> What this task involves
Using the material below, copy every line where "persons" appears.
....
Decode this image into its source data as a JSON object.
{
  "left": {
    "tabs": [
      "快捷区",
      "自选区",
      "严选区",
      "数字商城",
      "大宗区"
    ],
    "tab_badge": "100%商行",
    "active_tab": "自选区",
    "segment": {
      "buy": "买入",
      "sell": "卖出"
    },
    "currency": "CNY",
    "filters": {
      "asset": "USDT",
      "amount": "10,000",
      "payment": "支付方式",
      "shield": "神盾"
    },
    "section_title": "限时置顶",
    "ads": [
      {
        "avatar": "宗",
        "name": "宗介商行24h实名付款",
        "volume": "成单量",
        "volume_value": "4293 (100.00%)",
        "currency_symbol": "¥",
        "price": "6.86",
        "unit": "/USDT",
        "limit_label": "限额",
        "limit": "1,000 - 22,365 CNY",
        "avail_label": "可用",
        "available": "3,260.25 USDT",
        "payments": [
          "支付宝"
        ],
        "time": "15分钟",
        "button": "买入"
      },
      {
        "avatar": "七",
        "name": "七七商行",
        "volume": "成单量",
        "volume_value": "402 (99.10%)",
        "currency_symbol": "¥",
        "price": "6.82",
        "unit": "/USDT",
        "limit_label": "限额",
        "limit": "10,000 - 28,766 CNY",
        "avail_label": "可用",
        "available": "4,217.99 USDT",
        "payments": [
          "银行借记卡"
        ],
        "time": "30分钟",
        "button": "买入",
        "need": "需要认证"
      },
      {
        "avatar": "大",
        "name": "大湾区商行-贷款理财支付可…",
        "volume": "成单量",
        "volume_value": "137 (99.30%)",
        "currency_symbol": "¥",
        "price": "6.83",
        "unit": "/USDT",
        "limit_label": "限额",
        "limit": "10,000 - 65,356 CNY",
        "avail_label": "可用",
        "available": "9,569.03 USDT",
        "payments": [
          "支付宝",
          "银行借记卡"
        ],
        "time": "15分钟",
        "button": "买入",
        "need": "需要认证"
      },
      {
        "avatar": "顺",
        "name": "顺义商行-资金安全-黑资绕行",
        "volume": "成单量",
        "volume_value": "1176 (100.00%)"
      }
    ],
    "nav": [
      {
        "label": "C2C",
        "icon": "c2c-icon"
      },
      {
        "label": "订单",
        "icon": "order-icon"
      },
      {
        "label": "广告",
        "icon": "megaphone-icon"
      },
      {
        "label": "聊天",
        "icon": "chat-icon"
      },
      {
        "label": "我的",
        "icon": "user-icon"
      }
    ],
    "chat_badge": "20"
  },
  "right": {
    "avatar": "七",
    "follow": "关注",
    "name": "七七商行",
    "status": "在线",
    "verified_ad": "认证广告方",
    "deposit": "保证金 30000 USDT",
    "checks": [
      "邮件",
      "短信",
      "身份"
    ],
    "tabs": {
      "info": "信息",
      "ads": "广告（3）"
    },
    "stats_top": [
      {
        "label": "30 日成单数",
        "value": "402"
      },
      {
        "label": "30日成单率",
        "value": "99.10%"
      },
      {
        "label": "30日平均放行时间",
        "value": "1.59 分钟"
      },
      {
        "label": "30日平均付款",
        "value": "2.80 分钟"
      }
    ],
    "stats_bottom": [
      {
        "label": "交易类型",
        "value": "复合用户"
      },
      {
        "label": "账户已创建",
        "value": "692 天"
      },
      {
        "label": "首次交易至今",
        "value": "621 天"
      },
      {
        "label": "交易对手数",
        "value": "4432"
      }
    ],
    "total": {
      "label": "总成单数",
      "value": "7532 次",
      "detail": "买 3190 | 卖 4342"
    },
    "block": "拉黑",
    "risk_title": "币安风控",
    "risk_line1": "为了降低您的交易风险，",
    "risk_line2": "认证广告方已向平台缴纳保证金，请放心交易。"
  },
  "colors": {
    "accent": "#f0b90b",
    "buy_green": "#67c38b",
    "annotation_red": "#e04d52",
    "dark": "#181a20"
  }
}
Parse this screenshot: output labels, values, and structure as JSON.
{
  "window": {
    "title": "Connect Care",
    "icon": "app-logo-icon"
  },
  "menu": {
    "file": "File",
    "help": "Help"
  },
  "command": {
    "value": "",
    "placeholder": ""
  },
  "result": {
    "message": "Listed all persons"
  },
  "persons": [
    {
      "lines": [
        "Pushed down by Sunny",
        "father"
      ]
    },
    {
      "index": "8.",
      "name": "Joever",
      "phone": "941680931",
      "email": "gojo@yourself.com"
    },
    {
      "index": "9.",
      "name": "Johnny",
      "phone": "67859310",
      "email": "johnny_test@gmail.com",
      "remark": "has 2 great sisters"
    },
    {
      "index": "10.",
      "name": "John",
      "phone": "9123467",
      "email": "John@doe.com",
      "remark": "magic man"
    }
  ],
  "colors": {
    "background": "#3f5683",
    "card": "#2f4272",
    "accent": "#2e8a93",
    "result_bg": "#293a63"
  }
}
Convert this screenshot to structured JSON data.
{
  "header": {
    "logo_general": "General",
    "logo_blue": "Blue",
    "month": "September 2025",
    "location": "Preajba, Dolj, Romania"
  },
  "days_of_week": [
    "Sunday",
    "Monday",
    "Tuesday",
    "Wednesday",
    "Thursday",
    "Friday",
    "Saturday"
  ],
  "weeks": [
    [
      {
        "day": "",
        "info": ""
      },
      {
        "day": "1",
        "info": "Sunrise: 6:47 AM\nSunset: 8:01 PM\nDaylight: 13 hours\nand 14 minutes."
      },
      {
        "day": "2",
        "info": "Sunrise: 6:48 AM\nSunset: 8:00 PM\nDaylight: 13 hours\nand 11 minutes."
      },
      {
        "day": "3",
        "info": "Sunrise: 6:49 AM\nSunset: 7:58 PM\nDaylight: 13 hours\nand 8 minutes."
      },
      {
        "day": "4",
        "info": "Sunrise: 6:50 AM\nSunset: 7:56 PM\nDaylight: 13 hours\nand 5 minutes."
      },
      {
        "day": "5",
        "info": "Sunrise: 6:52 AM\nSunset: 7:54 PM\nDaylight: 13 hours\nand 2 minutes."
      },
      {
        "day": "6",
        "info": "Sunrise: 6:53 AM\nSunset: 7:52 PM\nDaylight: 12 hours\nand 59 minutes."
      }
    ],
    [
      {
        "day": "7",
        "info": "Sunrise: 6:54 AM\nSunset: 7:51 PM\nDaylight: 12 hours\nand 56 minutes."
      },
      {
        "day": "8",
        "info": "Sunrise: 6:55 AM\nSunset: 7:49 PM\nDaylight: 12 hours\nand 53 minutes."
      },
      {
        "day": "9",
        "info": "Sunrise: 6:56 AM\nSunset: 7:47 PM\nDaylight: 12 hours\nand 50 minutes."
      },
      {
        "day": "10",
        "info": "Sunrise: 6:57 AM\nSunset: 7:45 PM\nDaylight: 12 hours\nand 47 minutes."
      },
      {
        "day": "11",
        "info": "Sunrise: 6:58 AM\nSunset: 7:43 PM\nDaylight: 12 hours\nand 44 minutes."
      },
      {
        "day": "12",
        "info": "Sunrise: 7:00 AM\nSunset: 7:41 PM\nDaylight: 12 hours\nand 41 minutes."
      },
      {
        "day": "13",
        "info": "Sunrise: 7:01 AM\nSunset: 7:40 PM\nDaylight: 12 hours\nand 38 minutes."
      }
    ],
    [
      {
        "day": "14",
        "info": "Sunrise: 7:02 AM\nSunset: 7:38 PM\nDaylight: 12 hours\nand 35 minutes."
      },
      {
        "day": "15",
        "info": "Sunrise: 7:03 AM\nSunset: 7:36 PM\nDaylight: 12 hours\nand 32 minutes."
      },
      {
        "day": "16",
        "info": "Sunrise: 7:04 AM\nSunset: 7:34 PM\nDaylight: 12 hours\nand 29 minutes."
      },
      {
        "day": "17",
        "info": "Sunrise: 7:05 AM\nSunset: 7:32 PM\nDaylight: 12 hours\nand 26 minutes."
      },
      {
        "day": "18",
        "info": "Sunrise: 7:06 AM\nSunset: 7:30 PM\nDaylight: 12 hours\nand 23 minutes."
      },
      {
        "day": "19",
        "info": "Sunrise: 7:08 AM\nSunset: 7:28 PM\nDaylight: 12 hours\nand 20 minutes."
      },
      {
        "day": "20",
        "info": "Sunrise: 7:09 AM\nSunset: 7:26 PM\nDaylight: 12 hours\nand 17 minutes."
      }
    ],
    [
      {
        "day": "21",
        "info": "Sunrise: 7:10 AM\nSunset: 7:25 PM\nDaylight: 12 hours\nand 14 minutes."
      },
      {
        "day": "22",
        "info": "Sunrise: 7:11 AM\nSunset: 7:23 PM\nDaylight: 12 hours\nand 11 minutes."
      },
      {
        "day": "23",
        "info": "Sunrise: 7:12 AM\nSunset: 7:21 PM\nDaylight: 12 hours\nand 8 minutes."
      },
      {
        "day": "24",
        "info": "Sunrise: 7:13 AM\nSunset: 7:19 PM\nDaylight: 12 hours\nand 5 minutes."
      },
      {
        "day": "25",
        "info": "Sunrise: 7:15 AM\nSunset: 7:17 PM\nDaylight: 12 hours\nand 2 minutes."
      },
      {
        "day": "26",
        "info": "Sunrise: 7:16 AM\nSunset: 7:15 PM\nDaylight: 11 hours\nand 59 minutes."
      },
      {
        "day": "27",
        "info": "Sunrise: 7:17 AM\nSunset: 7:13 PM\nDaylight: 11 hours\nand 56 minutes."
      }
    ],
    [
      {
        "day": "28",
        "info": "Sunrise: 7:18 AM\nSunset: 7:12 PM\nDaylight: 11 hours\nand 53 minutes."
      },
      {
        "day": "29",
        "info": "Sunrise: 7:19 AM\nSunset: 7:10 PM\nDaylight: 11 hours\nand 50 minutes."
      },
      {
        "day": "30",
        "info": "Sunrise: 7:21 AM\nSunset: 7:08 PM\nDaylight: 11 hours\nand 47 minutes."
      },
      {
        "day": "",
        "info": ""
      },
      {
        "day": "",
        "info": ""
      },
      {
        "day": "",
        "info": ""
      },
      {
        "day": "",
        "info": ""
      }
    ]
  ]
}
....
> In response
    "message": "Listed all persons"
  "persons": [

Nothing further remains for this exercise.